**DATA LISTING:**
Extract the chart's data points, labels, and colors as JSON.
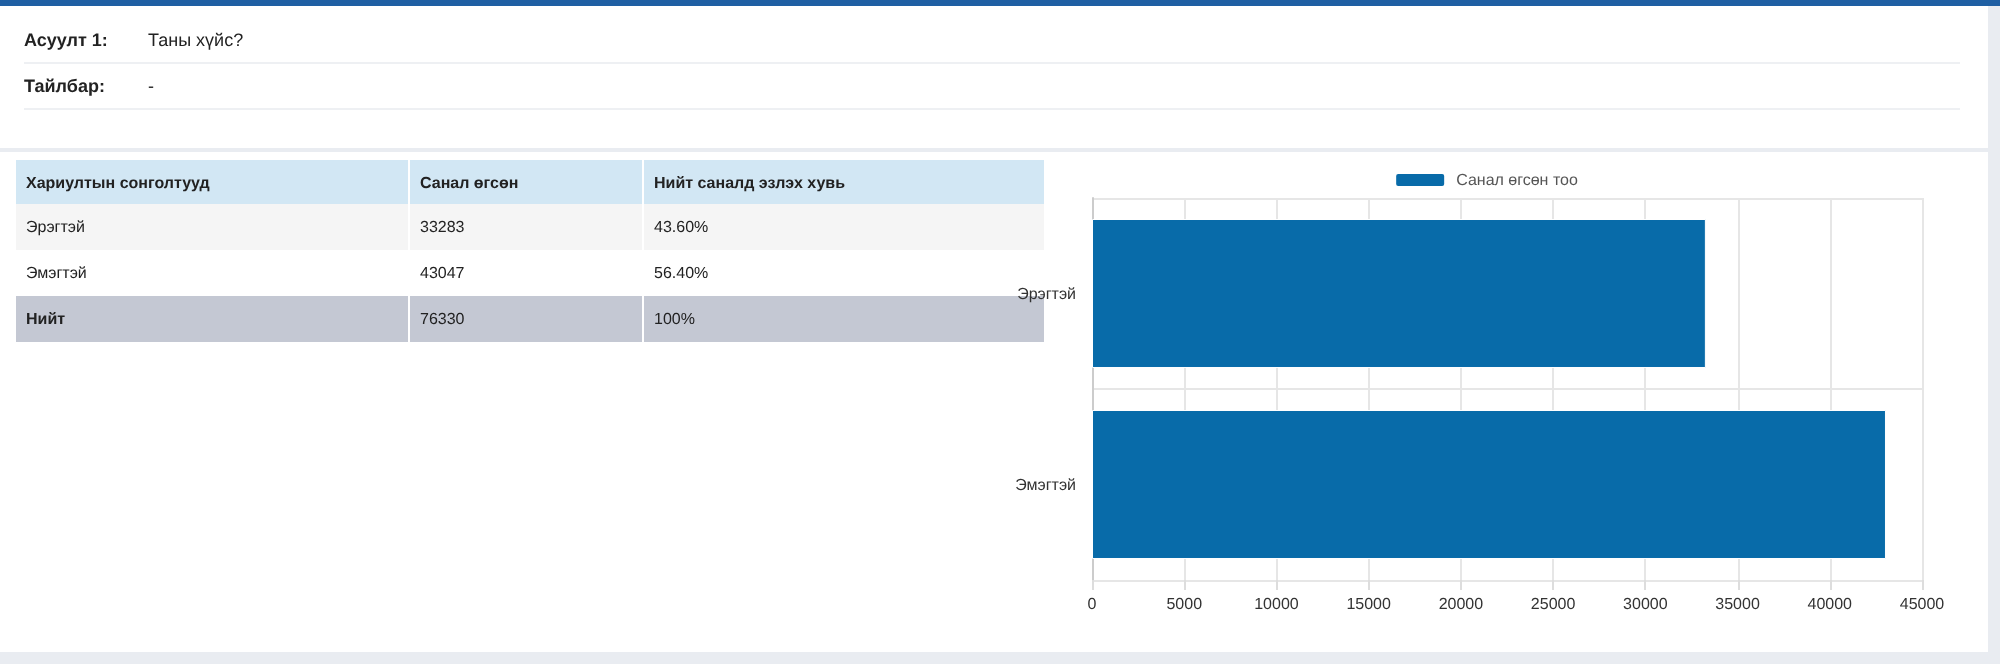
{
  "chart_data": [
    {
      "type": "other",
      "annotations": [
        "Асуулт 1:",
        "Таны хүйс?",
        "Тайлбар:",
        "-"
      ]
    },
    {
      "type": "other",
      "annotations": [
        "Хариултын сонголтууд",
        "Санал өгсөн",
        "Нийт саналд эзлэх хувь",
        "Эрэгтэй",
        "33283",
        "43.60%",
        "Эмэгтэй",
        "43047",
        "56.40%",
        "Нийт",
        "76330",
        "100%"
      ]
    },
    {
      "type": "bar",
      "orientation": "horizontal",
      "categories": [
        "Эрэгтэй",
        "Эмэгтэй"
      ],
      "series": [
        {
          "name": "Санал өгсөн тоо",
          "color": "#086ba9",
          "values": [
            33283,
            43047
          ]
        }
      ],
      "xlim": [
        0,
        45000
      ],
      "xticks": [
        0,
        5000,
        10000,
        15000,
        20000,
        25000,
        30000,
        35000,
        40000,
        45000
      ],
      "grid": true,
      "legend": "top"
    }
  ]
}
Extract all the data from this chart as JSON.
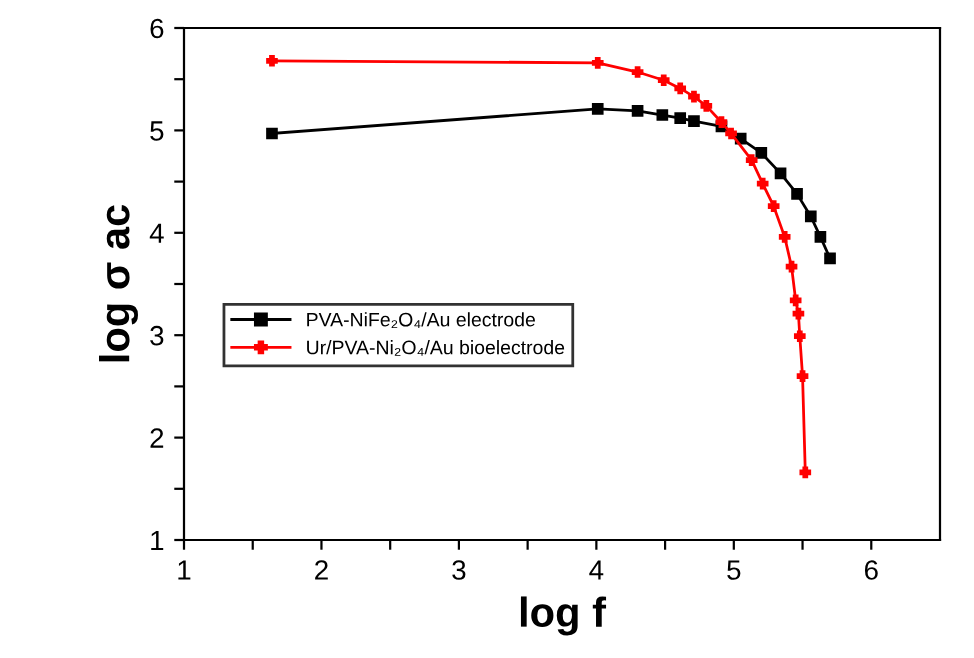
{
  "chart_data": {
    "type": "line",
    "xlabel": "log f",
    "ylabel": "log σ ac",
    "xlim": [
      1,
      6.5
    ],
    "ylim": [
      1,
      6
    ],
    "xticks": [
      1,
      {
        "value": 1.5,
        "label": null
      },
      2,
      {
        "value": 2.5,
        "label": null
      },
      3,
      {
        "value": 3.5,
        "label": null
      },
      4,
      {
        "value": 4.5,
        "label": null
      },
      5,
      {
        "value": 5.5,
        "label": null
      },
      6
    ],
    "yticks": [
      1,
      {
        "value": 1.5,
        "label": null
      },
      2,
      {
        "value": 2.5,
        "label": null
      },
      3,
      {
        "value": 3.5,
        "label": null
      },
      4,
      {
        "value": 4.5,
        "label": null
      },
      5,
      {
        "value": 5.5,
        "label": null
      },
      6
    ],
    "legend": "left",
    "grid": false,
    "series": [
      {
        "name": "PVA-NiFe₂O₄/Au electrode",
        "color": "#000000",
        "marker": "square",
        "x": [
          1.64,
          4.01,
          4.3,
          4.48,
          4.61,
          4.71,
          4.91,
          5.05,
          5.2,
          5.34,
          5.46,
          5.56,
          5.63,
          5.7
        ],
        "values": [
          4.97,
          5.21,
          5.19,
          5.15,
          5.12,
          5.09,
          5.04,
          4.92,
          4.78,
          4.58,
          4.38,
          4.16,
          3.96,
          3.75
        ]
      },
      {
        "name": "Ur/PVA-Ni₂O₄/Au bioelectrode",
        "color": "#ff0000",
        "marker": "cross",
        "x": [
          1.64,
          4.01,
          4.3,
          4.49,
          4.61,
          4.71,
          4.8,
          4.91,
          4.98,
          5.13,
          5.21,
          5.29,
          5.37,
          5.42,
          5.45,
          5.47,
          5.48,
          5.5,
          5.52
        ],
        "values": [
          5.68,
          5.66,
          5.57,
          5.49,
          5.41,
          5.33,
          5.24,
          5.08,
          4.97,
          4.71,
          4.48,
          4.26,
          3.96,
          3.67,
          3.34,
          3.21,
          2.99,
          2.6,
          1.66
        ]
      }
    ]
  }
}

**WHAT THE EXERCISE ASKS:** Omit every image. Quote each record exactly.

**RIGHT ANSWER:**
Extract the chart's data points, labels, and colors as JSON.
{
  "chart_data": [
    {
      "type": "other",
      "annotations": [
        "Асуулт 1:",
        "Таны хүйс?",
        "Тайлбар:",
        "-"
      ]
    },
    {
      "type": "other",
      "annotations": [
        "Хариултын сонголтууд",
        "Санал өгсөн",
        "Нийт саналд эзлэх хувь",
        "Эрэгтэй",
        "33283",
        "43.60%",
        "Эмэгтэй",
        "43047",
        "56.40%",
        "Нийт",
        "76330",
        "100%"
      ]
    },
    {
      "type": "bar",
      "orientation": "horizontal",
      "categories": [
        "Эрэгтэй",
        "Эмэгтэй"
      ],
      "series": [
        {
          "name": "Санал өгсөн тоо",
          "color": "#086ba9",
          "values": [
            33283,
            43047
          ]
        }
      ],
      "xlim": [
        0,
        45000
      ],
      "xticks": [
        0,
        5000,
        10000,
        15000,
        20000,
        25000,
        30000,
        35000,
        40000,
        45000
      ],
      "grid": true,
      "legend": "top"
    }
  ]
}
Extract all the data from this chart as JSON.
{
  "chart_data": {
    "type": "line",
    "xlabel": "log f",
    "ylabel": "log σ ac",
    "xlim": [
      1,
      6.5
    ],
    "ylim": [
      1,
      6
    ],
    "xticks": [
      1,
      {
        "value": 1.5,
        "label": null
      },
      2,
      {
        "value": 2.5,
        "label": null
      },
      3,
      {
        "value": 3.5,
        "label": null
      },
      4,
      {
        "value": 4.5,
        "label": null
      },
      5,
      {
        "value": 5.5,
        "label": null
      },
      6
    ],
    "yticks": [
      1,
      {
        "value": 1.5,
        "label": null
      },
      2,
      {
        "value": 2.5,
        "label": null
      },
      3,
      {
        "value": 3.5,
        "label": null
      },
      4,
      {
        "value": 4.5,
        "label": null
      },
      5,
      {
        "value": 5.5,
        "label": null
      },
      6
    ],
    "legend": "left",
    "grid": false,
    "series": [
      {
        "name": "PVA-NiFe₂O₄/Au electrode",
        "color": "#000000",
        "marker": "square",
        "x": [
          1.64,
          4.01,
          4.3,
          4.48,
          4.61,
          4.71,
          4.91,
          5.05,
          5.2,
          5.34,
          5.46,
          5.56,
          5.63,
          5.7
        ],
        "values": [
          4.97,
          5.21,
          5.19,
          5.15,
          5.12,
          5.09,
          5.04,
          4.92,
          4.78,
          4.58,
          4.38,
          4.16,
          3.96,
          3.75
        ]
      },
      {
        "name": "Ur/PVA-Ni₂O₄/Au bioelectrode",
        "color": "#ff0000",
        "marker": "cross",
        "x": [
          1.64,
          4.01,
          4.3,
          4.49,
          4.61,
          4.71,
          4.8,
          4.91,
          4.98,
          5.13,
          5.21,
          5.29,
          5.37,
          5.42,
          5.45,
          5.47,
          5.48,
          5.5,
          5.52
        ],
        "values": [
          5.68,
          5.66,
          5.57,
          5.49,
          5.41,
          5.33,
          5.24,
          5.08,
          4.97,
          4.71,
          4.48,
          4.26,
          3.96,
          3.67,
          3.34,
          3.21,
          2.99,
          2.6,
          1.66
        ]
      }
    ]
  }
}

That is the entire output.